Your task is to locate every line holding the string "right" and to copy each of them.

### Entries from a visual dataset
╭──
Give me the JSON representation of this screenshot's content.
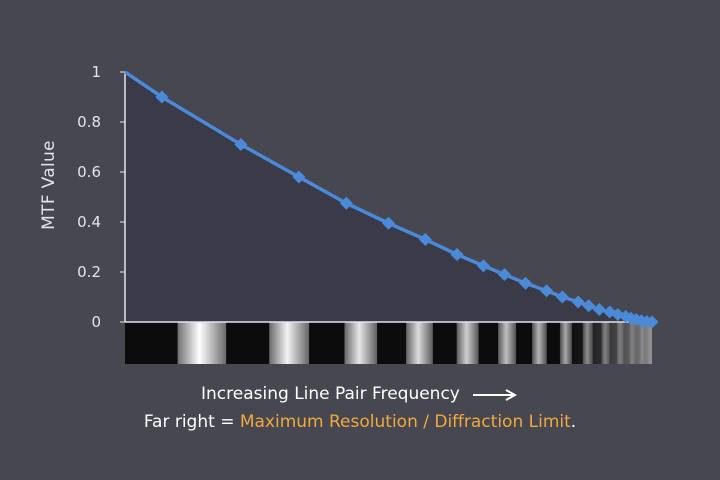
{
  "chart_data": {
    "type": "line",
    "title": "",
    "ylabel": "MTF Value",
    "xlabel": "Increasing Line Pair Frequency",
    "ylim": [
      0,
      1
    ],
    "yticks": [
      0,
      0.2,
      0.4,
      0.6,
      0.8,
      1
    ],
    "grid": false,
    "legend": "none",
    "x": [
      0.0,
      0.07,
      0.22,
      0.33,
      0.42,
      0.5,
      0.57,
      0.63,
      0.68,
      0.72,
      0.76,
      0.8,
      0.83,
      0.86,
      0.88,
      0.9,
      0.92,
      0.935,
      0.95,
      0.96,
      0.97,
      0.98,
      0.99,
      1.0
    ],
    "series": [
      {
        "values": [
          1.0,
          0.9,
          0.71,
          0.58,
          0.475,
          0.395,
          0.33,
          0.27,
          0.225,
          0.19,
          0.155,
          0.125,
          0.1,
          0.08,
          0.065,
          0.05,
          0.04,
          0.03,
          0.022,
          0.015,
          0.01,
          0.005,
          0.002,
          0.0
        ],
        "color": "#4a8ad8"
      }
    ],
    "marker": "diamond",
    "fill_under_curve_color": "#3a3a48",
    "line_pair_pattern_stripes": 14
  },
  "arrow_icon": "right-arrow-icon",
  "caption": {
    "prefix": "Far right = ",
    "highlight": "Maximum Resolution / Diffraction Limit",
    "suffix": "."
  },
  "colors": {
    "background": "#474752",
    "accent": "#f2a93b",
    "axis": "#e4e4e8"
  }
}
╰──
### EXPECTED ANSWER
  "arrow_icon": "right-arrow-icon",
    "prefix": "Far right = ",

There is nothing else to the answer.